** Start Material for this task **

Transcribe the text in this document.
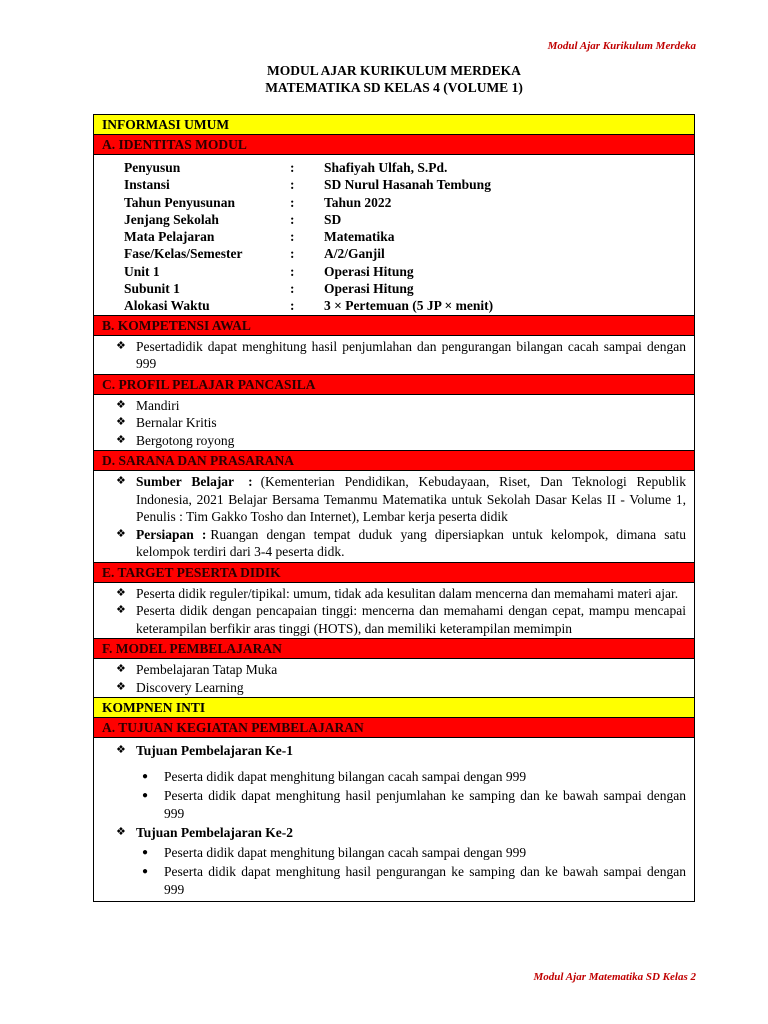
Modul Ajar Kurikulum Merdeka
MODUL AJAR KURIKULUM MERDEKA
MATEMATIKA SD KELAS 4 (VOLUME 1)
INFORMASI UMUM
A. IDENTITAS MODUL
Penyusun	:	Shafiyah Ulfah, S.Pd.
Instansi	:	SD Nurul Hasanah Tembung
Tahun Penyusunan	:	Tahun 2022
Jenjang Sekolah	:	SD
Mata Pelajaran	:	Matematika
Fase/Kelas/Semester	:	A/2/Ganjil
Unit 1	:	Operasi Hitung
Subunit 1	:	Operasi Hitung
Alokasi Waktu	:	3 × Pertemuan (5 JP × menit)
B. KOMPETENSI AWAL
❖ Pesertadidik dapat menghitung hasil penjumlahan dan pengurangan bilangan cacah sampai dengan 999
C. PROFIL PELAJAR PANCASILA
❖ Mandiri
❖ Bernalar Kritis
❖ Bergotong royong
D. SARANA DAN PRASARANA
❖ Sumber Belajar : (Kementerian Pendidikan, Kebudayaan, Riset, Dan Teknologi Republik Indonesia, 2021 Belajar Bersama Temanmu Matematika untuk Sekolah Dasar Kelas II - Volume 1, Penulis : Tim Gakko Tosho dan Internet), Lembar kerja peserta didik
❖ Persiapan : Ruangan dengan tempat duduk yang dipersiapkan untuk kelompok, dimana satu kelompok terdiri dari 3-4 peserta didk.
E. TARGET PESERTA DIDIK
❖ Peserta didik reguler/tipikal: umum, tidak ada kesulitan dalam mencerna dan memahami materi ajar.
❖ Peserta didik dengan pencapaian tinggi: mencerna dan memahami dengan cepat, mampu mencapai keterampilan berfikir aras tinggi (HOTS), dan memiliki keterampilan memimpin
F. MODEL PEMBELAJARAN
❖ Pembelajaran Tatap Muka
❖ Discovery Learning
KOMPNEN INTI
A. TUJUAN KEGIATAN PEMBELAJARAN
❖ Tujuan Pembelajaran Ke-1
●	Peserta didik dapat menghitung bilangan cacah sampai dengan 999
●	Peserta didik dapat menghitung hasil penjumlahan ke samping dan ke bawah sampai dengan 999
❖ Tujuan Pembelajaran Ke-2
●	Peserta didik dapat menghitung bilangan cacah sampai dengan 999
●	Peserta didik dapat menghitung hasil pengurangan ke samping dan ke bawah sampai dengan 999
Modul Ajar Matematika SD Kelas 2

** End Material for this task **

> What the task requires: Each line of the material must be retyped exactly, except that images are omitted.

> Answer to the task:
Transcribe the text in this document.
Modul Ajar Kurikulum Merdeka
MODUL AJAR KURIKULUM MERDEKA
MATEMATIKA SD KELAS 4 (VOLUME 1)
INFORMASI UMUM
A. IDENTITAS MODUL
Penyusun	:	Shafiyah Ulfah, S.Pd.
Instansi	:	SD Nurul Hasanah Tembung
Tahun Penyusunan	:	Tahun 2022
Jenjang Sekolah	:	SD
Mata Pelajaran	:	Matematika
Fase/Kelas/Semester	:	A/2/Ganjil
Unit 1	:	Operasi Hitung
Subunit 1	:	Operasi Hitung
Alokasi Waktu	:	3 × Pertemuan (5 JP × menit)
B. KOMPETENSI AWAL
❖ Pesertadidik dapat menghitung hasil penjumlahan dan pengurangan bilangan cacah sampai dengan 999
C. PROFIL PELAJAR PANCASILA
❖ Mandiri
❖ Bernalar Kritis
❖ Bergotong royong
D. SARANA DAN PRASARANA
❖ Sumber Belajar : (Kementerian Pendidikan, Kebudayaan, Riset, Dan Teknologi Republik Indonesia, 2021 Belajar Bersama Temanmu Matematika untuk Sekolah Dasar Kelas II - Volume 1, Penulis : Tim Gakko Tosho dan Internet), Lembar kerja peserta didik
❖ Persiapan : Ruangan dengan tempat duduk yang dipersiapkan untuk kelompok, dimana satu kelompok terdiri dari 3-4 peserta didk.
E. TARGET PESERTA DIDIK
❖ Peserta didik reguler/tipikal: umum, tidak ada kesulitan dalam mencerna dan memahami materi ajar.
❖ Peserta didik dengan pencapaian tinggi: mencerna dan memahami dengan cepat, mampu mencapai keterampilan berfikir aras tinggi (HOTS), dan memiliki keterampilan memimpin
F. MODEL PEMBELAJARAN
❖ Pembelajaran Tatap Muka
❖ Discovery Learning
KOMPNEN INTI
A. TUJUAN KEGIATAN PEMBELAJARAN
❖ Tujuan Pembelajaran Ke-1
●	Peserta didik dapat menghitung bilangan cacah sampai dengan 999
●	Peserta didik dapat menghitung hasil penjumlahan ke samping dan ke bawah sampai dengan 999
❖ Tujuan Pembelajaran Ke-2
●	Peserta didik dapat menghitung bilangan cacah sampai dengan 999
●	Peserta didik dapat menghitung hasil pengurangan ke samping dan ke bawah sampai dengan 999
Modul Ajar Matematika SD Kelas 2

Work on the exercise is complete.